■ What to produce: Write out the material exactly. Do not include the pictures.

■ Excerpts from a figure dataset:
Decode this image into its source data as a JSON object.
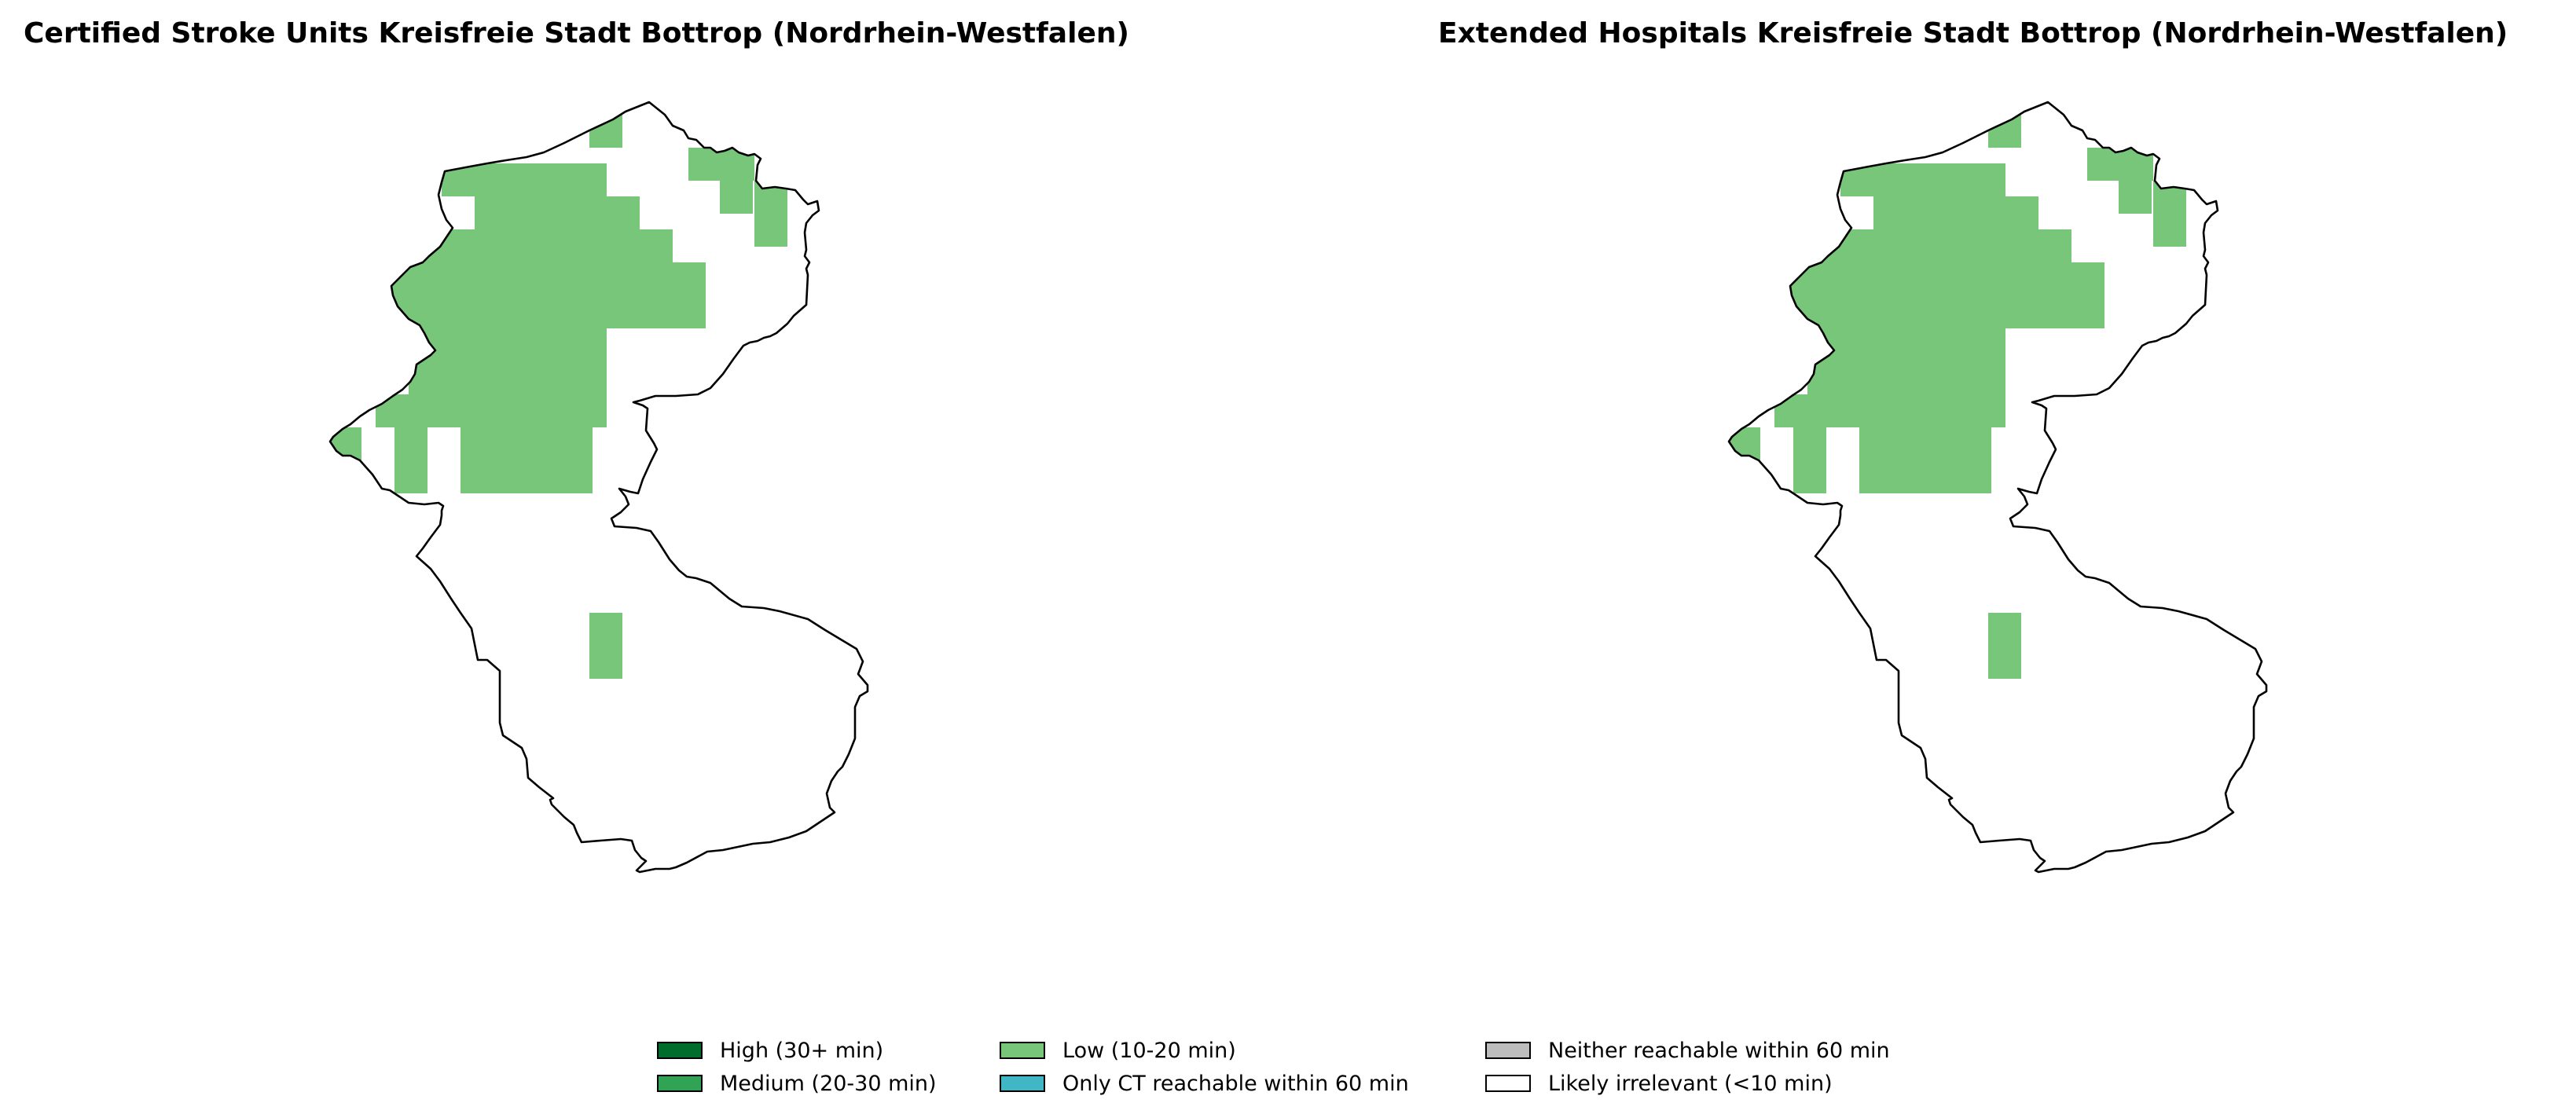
{
  "panels": [
    {
      "title": "Certified Stroke Units Kreisfreie Stadt Bottrop (Nordrhein-Westfalen)",
      "cell_category": "Low (10-20 min)"
    },
    {
      "title": "Extended Hospitals Kreisfreie Stadt Bottrop (Nordrhein-Westfalen)",
      "cell_category": "Low (10-20 min)"
    }
  ],
  "legend": {
    "items": [
      {
        "label": "High (30+ min)",
        "color": "#006d2c"
      },
      {
        "label": "Medium (20-30 min)",
        "color": "#31a354"
      },
      {
        "label": "Low (10-20 min)",
        "color": "#78c679"
      },
      {
        "label": "Only CT reachable within 60 min",
        "color": "#41b6c4"
      },
      {
        "label": "Neither reachable within 60 min",
        "color": "#bdbdbd"
      },
      {
        "label": "Likely irrelevant (<10 min)",
        "color": "#ffffff"
      }
    ]
  },
  "colors": {
    "boundary": "#000000",
    "low": "#78c679"
  }
}
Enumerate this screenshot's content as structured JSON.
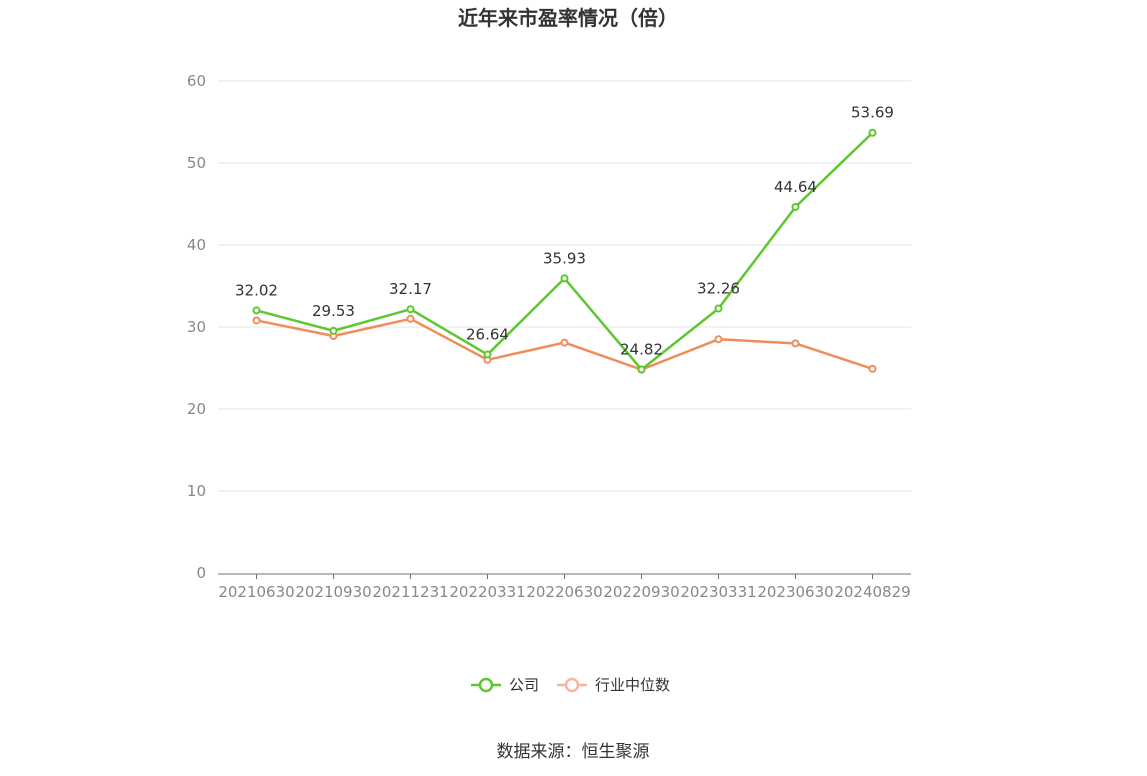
{
  "chart_data": {
    "type": "line",
    "title": "近年来市盈率情况（倍）",
    "categories": [
      "20210630",
      "20210930",
      "20211231",
      "20220331",
      "20220630",
      "20220930",
      "20230331",
      "20230630",
      "20240829"
    ],
    "ylim": [
      0,
      60
    ],
    "yticks": [
      "0",
      "10",
      "20",
      "30",
      "40",
      "50",
      "60"
    ],
    "grid": true,
    "legend_position": "bottom",
    "series": [
      {
        "name": "公司",
        "color": "#5cc72e",
        "values": [
          32.02,
          29.53,
          32.17,
          26.64,
          35.93,
          24.82,
          32.26,
          44.64,
          53.69
        ],
        "labels": [
          "32.02",
          "29.53",
          "32.17",
          "26.64",
          "35.93",
          "24.82",
          "32.26",
          "44.64",
          "53.69"
        ]
      },
      {
        "name": "行业中位数",
        "color": "#f08c5a",
        "legend_color": "#f6b6a0",
        "values": [
          30.8,
          28.9,
          31.0,
          26.0,
          28.1,
          24.8,
          28.5,
          28.0,
          24.9
        ]
      }
    ]
  },
  "source_text": "数据来源：恒生聚源"
}
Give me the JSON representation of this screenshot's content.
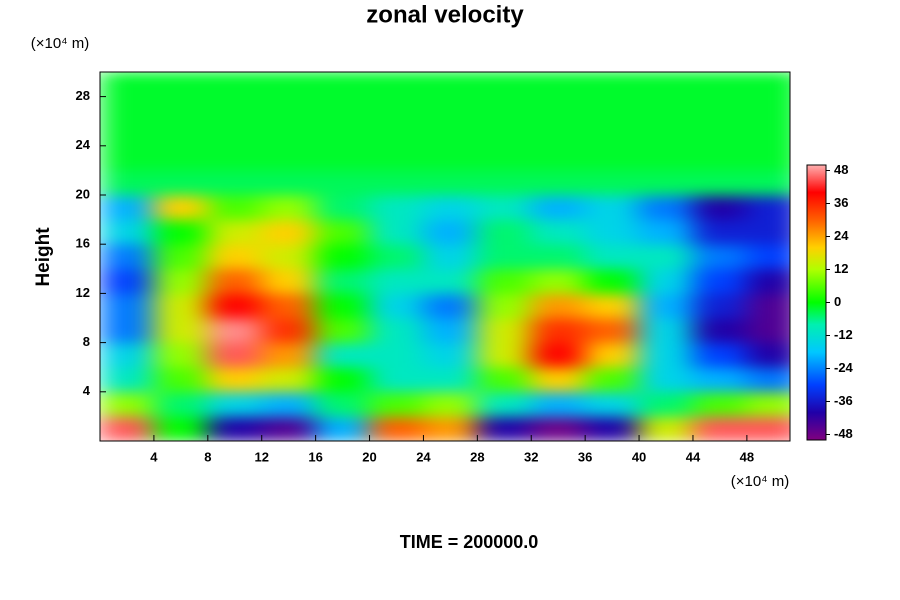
{
  "chart_data": {
    "type": "contour",
    "title": "zonal velocity",
    "ylabel": "Height",
    "xunit": "(×10⁴ m)",
    "yunit": "(×10⁴ m)",
    "footer": "TIME = 200000.0",
    "x": [
      2,
      6,
      10,
      14,
      18,
      22,
      26,
      30,
      34,
      38,
      42,
      46,
      50
    ],
    "y": [
      1,
      3,
      5,
      7,
      9,
      11,
      13,
      15,
      17,
      19,
      21,
      23,
      25,
      27,
      29
    ],
    "values": [
      [
        45,
        0,
        -40,
        -45,
        -20,
        30,
        25,
        -40,
        -48,
        -40,
        15,
        45,
        45
      ],
      [
        10,
        -5,
        -15,
        -20,
        -5,
        5,
        10,
        -10,
        -20,
        -15,
        -5,
        5,
        10
      ],
      [
        -10,
        5,
        20,
        15,
        0,
        -10,
        -10,
        5,
        20,
        5,
        -15,
        -20,
        -25
      ],
      [
        -15,
        10,
        45,
        25,
        -10,
        -10,
        -15,
        15,
        40,
        20,
        -15,
        -30,
        -40
      ],
      [
        -25,
        15,
        48,
        35,
        5,
        -10,
        -20,
        15,
        35,
        30,
        -15,
        -40,
        -45
      ],
      [
        -25,
        15,
        40,
        30,
        0,
        -15,
        -25,
        10,
        25,
        20,
        -20,
        -35,
        -45
      ],
      [
        -30,
        10,
        30,
        20,
        -5,
        -10,
        -10,
        5,
        10,
        0,
        -15,
        -30,
        -40
      ],
      [
        -25,
        5,
        20,
        15,
        0,
        -5,
        -15,
        -5,
        -5,
        -10,
        -10,
        -25,
        -30
      ],
      [
        -15,
        0,
        15,
        20,
        5,
        -10,
        -20,
        -5,
        -10,
        -15,
        -20,
        -35,
        -35
      ],
      [
        -20,
        20,
        5,
        10,
        -5,
        -10,
        -15,
        -10,
        -20,
        -15,
        -25,
        -40,
        -35
      ],
      [
        -4,
        -4,
        -4,
        -4,
        -4,
        -4,
        -4,
        -4,
        -4,
        -4,
        -4,
        -4,
        -4
      ],
      [
        -2,
        -2,
        -2,
        -2,
        -2,
        -2,
        -2,
        -2,
        -2,
        -2,
        -2,
        -2,
        -2
      ],
      [
        -2,
        -2,
        -2,
        -2,
        -2,
        -2,
        -2,
        -2,
        -2,
        -2,
        -2,
        -2,
        -2
      ],
      [
        -2,
        -2,
        -2,
        -2,
        -2,
        -2,
        -2,
        -2,
        -2,
        -2,
        -2,
        -2,
        -2
      ],
      [
        -2,
        -2,
        -2,
        -2,
        -2,
        -2,
        -2,
        -2,
        -2,
        -2,
        -2,
        -2,
        -2
      ]
    ],
    "xlim": [
      0,
      51.2
    ],
    "ylim": [
      0,
      30
    ],
    "xticks": [
      4,
      8,
      12,
      16,
      20,
      24,
      28,
      32,
      36,
      40,
      44,
      48
    ],
    "yticks": [
      4,
      8,
      12,
      16,
      20,
      24,
      28
    ],
    "clim": [
      -50,
      50
    ],
    "cticks": [
      -48,
      -36,
      -24,
      -12,
      0,
      12,
      24,
      36,
      48
    ]
  }
}
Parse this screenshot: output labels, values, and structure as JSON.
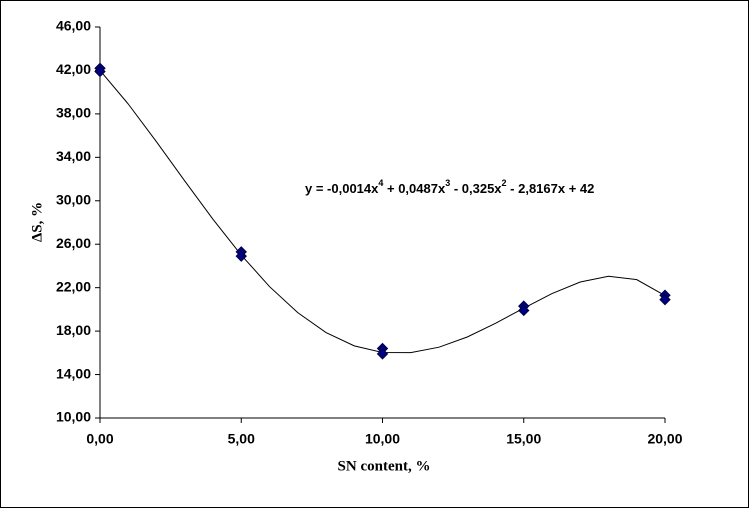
{
  "chart_data": {
    "type": "scatter",
    "x_label": "SN content, %",
    "y_label": "ΔS, %",
    "equation": [
      "y = -0,0014x",
      "4",
      " + 0,0487x",
      "3",
      " - 0,325x",
      "2",
      " - 2,8167x + 42"
    ],
    "xlim": [
      0,
      20
    ],
    "xticks": [
      {
        "value": 0,
        "label": "0,00"
      },
      {
        "value": 5,
        "label": "5,00"
      },
      {
        "value": 10,
        "label": "10,00"
      },
      {
        "value": 15,
        "label": "15,00"
      },
      {
        "value": 20,
        "label": "20,00"
      }
    ],
    "ylim": [
      10,
      46
    ],
    "yticks": [
      {
        "value": 10,
        "label": "10,00"
      },
      {
        "value": 14,
        "label": "14,00"
      },
      {
        "value": 18,
        "label": "18,00"
      },
      {
        "value": 22,
        "label": "22,00"
      },
      {
        "value": 26,
        "label": "26,00"
      },
      {
        "value": 30,
        "label": "30,00"
      },
      {
        "value": 34,
        "label": "34,00"
      },
      {
        "value": 38,
        "label": "38,00"
      },
      {
        "value": 42,
        "label": "42,00"
      },
      {
        "value": 46,
        "label": "46,00"
      }
    ],
    "grid": false,
    "series": [
      {
        "color": "#000080",
        "x": [
          0,
          0,
          5,
          5,
          10,
          10,
          15,
          15,
          20,
          20
        ],
        "values": [
          42.2,
          41.9,
          25.3,
          24.9,
          16.4,
          15.9,
          20.3,
          19.9,
          21.3,
          20.9
        ]
      }
    ],
    "trendline": {
      "color": "#000000",
      "x": [
        0,
        1,
        2,
        3,
        4,
        5,
        6,
        7,
        8,
        9,
        10,
        11,
        12,
        13,
        14,
        15,
        16,
        17,
        18,
        19,
        20
      ],
      "values": [
        42,
        38.91,
        35.43,
        31.83,
        28.29,
        25.0,
        22.1,
        19.7,
        17.87,
        16.64,
        16.03,
        16.02,
        16.52,
        17.46,
        18.72,
        20.11,
        21.46,
        22.52,
        23.05,
        22.74,
        21.27
      ]
    }
  }
}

■ Expected answer:
Decode this image into its source data as a JSON object.
{
  "panels": [
    {
      "title": "Certified Stroke Units Kreisfreie Stadt Bottrop (Nordrhein-Westfalen)",
      "cell_category": "Low (10-20 min)"
    },
    {
      "title": "Extended Hospitals Kreisfreie Stadt Bottrop (Nordrhein-Westfalen)",
      "cell_category": "Low (10-20 min)"
    }
  ],
  "legend": {
    "items": [
      {
        "label": "High (30+ min)",
        "color": "#006d2c"
      },
      {
        "label": "Medium (20-30 min)",
        "color": "#31a354"
      },
      {
        "label": "Low (10-20 min)",
        "color": "#78c679"
      },
      {
        "label": "Only CT reachable within 60 min",
        "color": "#41b6c4"
      },
      {
        "label": "Neither reachable within 60 min",
        "color": "#bdbdbd"
      },
      {
        "label": "Likely irrelevant (<10 min)",
        "color": "#ffffff"
      }
    ]
  },
  "colors": {
    "boundary": "#000000",
    "low": "#78c679"
  }
}
Enumerate this screenshot's content as structured JSON.
{
  "chart_data": {
    "type": "line",
    "title": "近年来市盈率情况（倍）",
    "categories": [
      "20210630",
      "20210930",
      "20211231",
      "20220331",
      "20220630",
      "20220930",
      "20230331",
      "20230630",
      "20240829"
    ],
    "ylim": [
      0,
      60
    ],
    "yticks": [
      "0",
      "10",
      "20",
      "30",
      "40",
      "50",
      "60"
    ],
    "grid": true,
    "legend_position": "bottom",
    "series": [
      {
        "name": "公司",
        "color": "#5cc72e",
        "values": [
          32.02,
          29.53,
          32.17,
          26.64,
          35.93,
          24.82,
          32.26,
          44.64,
          53.69
        ],
        "labels": [
          "32.02",
          "29.53",
          "32.17",
          "26.64",
          "35.93",
          "24.82",
          "32.26",
          "44.64",
          "53.69"
        ]
      },
      {
        "name": "行业中位数",
        "color": "#f08c5a",
        "legend_color": "#f6b6a0",
        "values": [
          30.8,
          28.9,
          31.0,
          26.0,
          28.1,
          24.8,
          28.5,
          28.0,
          24.9
        ]
      }
    ]
  },
  "source_text": "数据来源：恒生聚源"
}
Give me the JSON representation of this screenshot's content.
{
  "chart_data": {
    "type": "contour",
    "title": "zonal velocity",
    "ylabel": "Height",
    "xunit": "(×10⁴ m)",
    "yunit": "(×10⁴ m)",
    "footer": "TIME = 200000.0",
    "x": [
      2,
      6,
      10,
      14,
      18,
      22,
      26,
      30,
      34,
      38,
      42,
      46,
      50
    ],
    "y": [
      1,
      3,
      5,
      7,
      9,
      11,
      13,
      15,
      17,
      19,
      21,
      23,
      25,
      27,
      29
    ],
    "values": [
      [
        45,
        0,
        -40,
        -45,
        -20,
        30,
        25,
        -40,
        -48,
        -40,
        15,
        45,
        45
      ],
      [
        10,
        -5,
        -15,
        -20,
        -5,
        5,
        10,
        -10,
        -20,
        -15,
        -5,
        5,
        10
      ],
      [
        -10,
        5,
        20,
        15,
        0,
        -10,
        -10,
        5,
        20,
        5,
        -15,
        -20,
        -25
      ],
      [
        -15,
        10,
        45,
        25,
        -10,
        -10,
        -15,
        15,
        40,
        20,
        -15,
        -30,
        -40
      ],
      [
        -25,
        15,
        48,
        35,
        5,
        -10,
        -20,
        15,
        35,
        30,
        -15,
        -40,
        -45
      ],
      [
        -25,
        15,
        40,
        30,
        0,
        -15,
        -25,
        10,
        25,
        20,
        -20,
        -35,
        -45
      ],
      [
        -30,
        10,
        30,
        20,
        -5,
        -10,
        -10,
        5,
        10,
        0,
        -15,
        -30,
        -40
      ],
      [
        -25,
        5,
        20,
        15,
        0,
        -5,
        -15,
        -5,
        -5,
        -10,
        -10,
        -25,
        -30
      ],
      [
        -15,
        0,
        15,
        20,
        5,
        -10,
        -20,
        -5,
        -10,
        -15,
        -20,
        -35,
        -35
      ],
      [
        -20,
        20,
        5,
        10,
        -5,
        -10,
        -15,
        -10,
        -20,
        -15,
        -25,
        -40,
        -35
      ],
      [
        -4,
        -4,
        -4,
        -4,
        -4,
        -4,
        -4,
        -4,
        -4,
        -4,
        -4,
        -4,
        -4
      ],
      [
        -2,
        -2,
        -2,
        -2,
        -2,
        -2,
        -2,
        -2,
        -2,
        -2,
        -2,
        -2,
        -2
      ],
      [
        -2,
        -2,
        -2,
        -2,
        -2,
        -2,
        -2,
        -2,
        -2,
        -2,
        -2,
        -2,
        -2
      ],
      [
        -2,
        -2,
        -2,
        -2,
        -2,
        -2,
        -2,
        -2,
        -2,
        -2,
        -2,
        -2,
        -2
      ],
      [
        -2,
        -2,
        -2,
        -2,
        -2,
        -2,
        -2,
        -2,
        -2,
        -2,
        -2,
        -2,
        -2
      ]
    ],
    "xlim": [
      0,
      51.2
    ],
    "ylim": [
      0,
      30
    ],
    "xticks": [
      4,
      8,
      12,
      16,
      20,
      24,
      28,
      32,
      36,
      40,
      44,
      48
    ],
    "yticks": [
      4,
      8,
      12,
      16,
      20,
      24,
      28
    ],
    "clim": [
      -50,
      50
    ],
    "cticks": [
      -48,
      -36,
      -24,
      -12,
      0,
      12,
      24,
      36,
      48
    ]
  }
}
Parse this screenshot: output labels, values, and structure as JSON.
{
  "chart_data": {
    "type": "scatter",
    "x_label": "SN content, %",
    "y_label": "ΔS, %",
    "equation": [
      "y = -0,0014x",
      "4",
      " + 0,0487x",
      "3",
      " - 0,325x",
      "2",
      " - 2,8167x + 42"
    ],
    "xlim": [
      0,
      20
    ],
    "xticks": [
      {
        "value": 0,
        "label": "0,00"
      },
      {
        "value": 5,
        "label": "5,00"
      },
      {
        "value": 10,
        "label": "10,00"
      },
      {
        "value": 15,
        "label": "15,00"
      },
      {
        "value": 20,
        "label": "20,00"
      }
    ],
    "ylim": [
      10,
      46
    ],
    "yticks": [
      {
        "value": 10,
        "label": "10,00"
      },
      {
        "value": 14,
        "label": "14,00"
      },
      {
        "value": 18,
        "label": "18,00"
      },
      {
        "value": 22,
        "label": "22,00"
      },
      {
        "value": 26,
        "label": "26,00"
      },
      {
        "value": 30,
        "label": "30,00"
      },
      {
        "value": 34,
        "label": "34,00"
      },
      {
        "value": 38,
        "label": "38,00"
      },
      {
        "value": 42,
        "label": "42,00"
      },
      {
        "value": 46,
        "label": "46,00"
      }
    ],
    "grid": false,
    "series": [
      {
        "color": "#000080",
        "x": [
          0,
          0,
          5,
          5,
          10,
          10,
          15,
          15,
          20,
          20
        ],
        "values": [
          42.2,
          41.9,
          25.3,
          24.9,
          16.4,
          15.9,
          20.3,
          19.9,
          21.3,
          20.9
        ]
      }
    ],
    "trendline": {
      "color": "#000000",
      "x": [
        0,
        1,
        2,
        3,
        4,
        5,
        6,
        7,
        8,
        9,
        10,
        11,
        12,
        13,
        14,
        15,
        16,
        17,
        18,
        19,
        20
      ],
      "values": [
        42,
        38.91,
        35.43,
        31.83,
        28.29,
        25.0,
        22.1,
        19.7,
        17.87,
        16.64,
        16.03,
        16.02,
        16.52,
        17.46,
        18.72,
        20.11,
        21.46,
        22.52,
        23.05,
        22.74,
        21.27
      ]
    }
  }
}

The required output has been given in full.